— begin Provided records —

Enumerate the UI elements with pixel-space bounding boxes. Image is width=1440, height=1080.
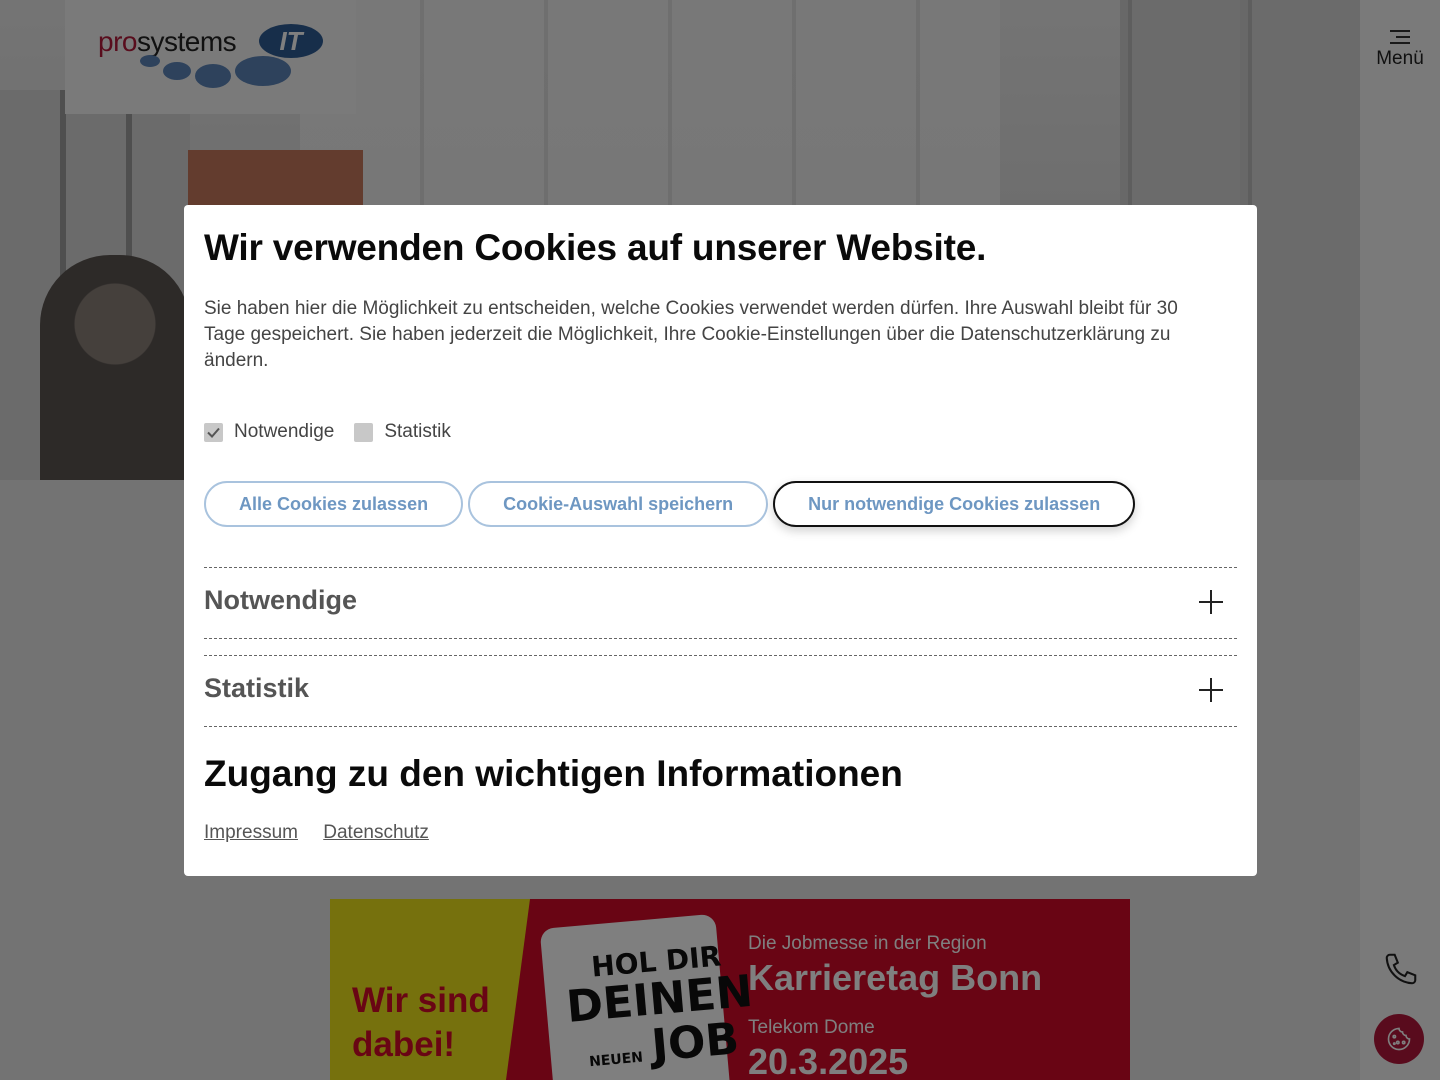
cookie-dialog: Wir verwenden Cookies auf unserer Websit… <box>184 205 1257 876</box>
save-cookie-selection-button[interactable]: Cookie-Auswahl speichern <box>468 481 769 527</box>
plus-icon[interactable] <box>1199 678 1223 702</box>
cookie-dialog-title: Wir verwenden Cookies auf unserer Websit… <box>204 227 987 268</box>
checkbox-notwendige[interactable] <box>204 422 223 442</box>
info-links: Impressum Datenschutz <box>204 822 449 844</box>
plus-icon[interactable] <box>1199 590 1223 614</box>
privacy-link[interactable]: Datenschutz <box>323 822 429 843</box>
cookie-dialog-description: Sie haben hier die Möglichkeit zu entsch… <box>204 298 1178 371</box>
accordion-statistik[interactable]: Statistik <box>204 655 1237 727</box>
checkbox-label-notwendige: Notwendige <box>234 421 335 442</box>
accept-necessary-only-button[interactable]: Nur notwendige Cookies zulassen <box>773 481 1136 527</box>
accordion-label: Statistik <box>204 673 310 703</box>
imprint-link[interactable]: Impressum <box>204 822 298 843</box>
cookie-button-row: Alle Cookies zulassen Cookie-Auswahl spe… <box>204 481 1140 527</box>
checkmark-icon <box>207 427 220 438</box>
checkbox-label-statistik: Statistik <box>384 421 451 442</box>
checkbox-statistik[interactable] <box>354 422 374 442</box>
accordion-label: Notwendige <box>204 585 357 615</box>
accept-all-cookies-button[interactable]: Alle Cookies zulassen <box>204 481 464 527</box>
accordion-notwendige[interactable]: Notwendige <box>204 567 1237 639</box>
cookie-category-checkboxes: Notwendige Statistik <box>204 421 471 443</box>
info-links-heading: Zugang zu den wichtigen Informationen <box>204 753 903 794</box>
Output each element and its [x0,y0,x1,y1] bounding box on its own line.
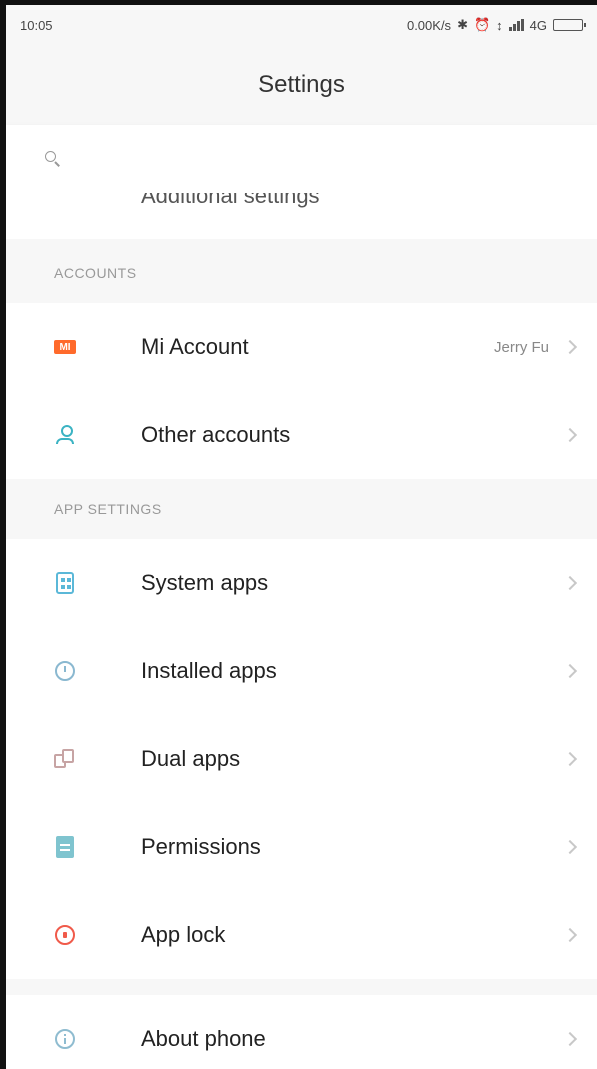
accounts-list: MI Mi Account Jerry Fu Other accounts [6,303,597,479]
list-item-additional-settings[interactable]: Additional settings [6,193,597,239]
page-title: Settings [258,71,345,98]
permission-icon [54,836,76,858]
grid-icon [54,572,76,594]
signal-icon [508,19,524,31]
list-item-app-lock[interactable]: App lock [6,891,597,979]
list-item-about-phone[interactable]: About phone [6,995,597,1069]
app-settings-list: System apps Installed apps Dual apps Per… [6,539,597,979]
chevron-right-icon [562,751,578,767]
network-type: 4G [529,17,547,33]
alarm-icon: ⏰ [473,17,491,32]
title-bar: Settings [6,60,597,110]
status-time: 10:05 [20,17,53,33]
mi-account-name: Jerry Fu [493,338,549,356]
info-icon [54,1028,76,1050]
chevron-right-icon [562,339,578,355]
list-item-label: Additional settings [141,193,320,208]
list-item-label: Dual apps [141,746,241,771]
list-item-permissions[interactable]: Permissions [6,803,597,891]
list-item-label: App lock [141,922,226,947]
status-icons: 0.00K/s ✱ ⏰ ↕ 4G [406,17,586,33]
list-item-other-accounts[interactable]: Other accounts [6,391,597,479]
list-item-label: System apps [141,570,269,595]
dual-icon [54,748,76,770]
person-icon [54,424,76,446]
list-item-label: Mi Account [141,334,249,359]
chevron-right-icon [562,663,578,679]
list-item-installed-apps[interactable]: Installed apps [6,627,597,715]
section-header-accounts: ACCOUNTS [54,265,137,281]
clock-icon [54,660,76,682]
status-bar: 10:05 0.00K/s ✱ ⏰ ↕ 4G [6,5,597,45]
list-item-mi-account[interactable]: MI Mi Account Jerry Fu [6,303,597,391]
chevron-right-icon [562,839,578,855]
wifi-icon: ↕ [496,17,503,33]
list-item-label: Permissions [141,834,261,859]
battery-icon [553,19,586,31]
list-item-dual-apps[interactable]: Dual apps [6,715,597,803]
list-item-label: About phone [141,1026,266,1051]
section-header-app-settings: APP SETTINGS [54,501,162,517]
chevron-right-icon [562,927,578,943]
list-item-system-apps[interactable]: System apps [6,539,597,627]
list-item-label: Other accounts [141,422,291,447]
screen: 10:05 0.00K/s ✱ ⏰ ↕ 4G Settings Addition… [0,0,597,1069]
chevron-right-icon [562,1031,578,1047]
chevron-right-icon [562,427,578,443]
list-item-label: Installed apps [141,658,277,683]
bluetooth-icon: ✱ [457,17,468,32]
mi-icon: MI [54,336,76,358]
about-list: About phone [6,995,597,1069]
search-box[interactable] [6,125,597,193]
chevron-right-icon [562,575,578,591]
network-speed: 0.00K/s [406,17,452,33]
search-icon [44,150,62,168]
lock-icon [54,924,76,946]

— end Provided records —

- _What you will do_: Rewrite the lines between the one containing "cookie-dialog: Wir verwenden" and the one containing "checkbox-label-notwendige: Notwendige <box>234", inclusive, as a Markdown table with the columns No. and Line, numbering each row and omitting blank lines.

- _Written response_:
| No. | Line |
|---|---|
| 1 | cookie-dialog: Wir verwenden Cookies auf unserer Websit… <box>184 205 1257 876</box> |
| 2 | save-cookie-selection-button[interactable]: Cookie-Auswahl speichern <box>468 481 769 527</box> |
| 3 | plus-icon[interactable] <box>1199 678 1223 702</box> |
| 4 | cookie-dialog-title: Wir verwenden Cookies auf unserer Websit… <box>204 227 987 268</box> |
| 5 | checkbox-notwendige[interactable] <box>204 422 223 442</box> |
| 6 | info-links: Impressum Datenschutz <box>204 822 449 844</box> |
| 7 | plus-icon[interactable] <box>1199 590 1223 614</box> |
| 8 | privacy-link[interactable]: Datenschutz <box>323 822 429 843</box> |
| 9 | cookie-dialog-description: Sie haben hier die Möglichkeit zu entsch… <box>204 298 1178 371</box> |
| 10 | accordion-statistik[interactable]: Statistik <box>204 655 1237 727</box> |
| 11 | checkbox-label-notwendige: Notwendige <box>234 421 335 442</box> |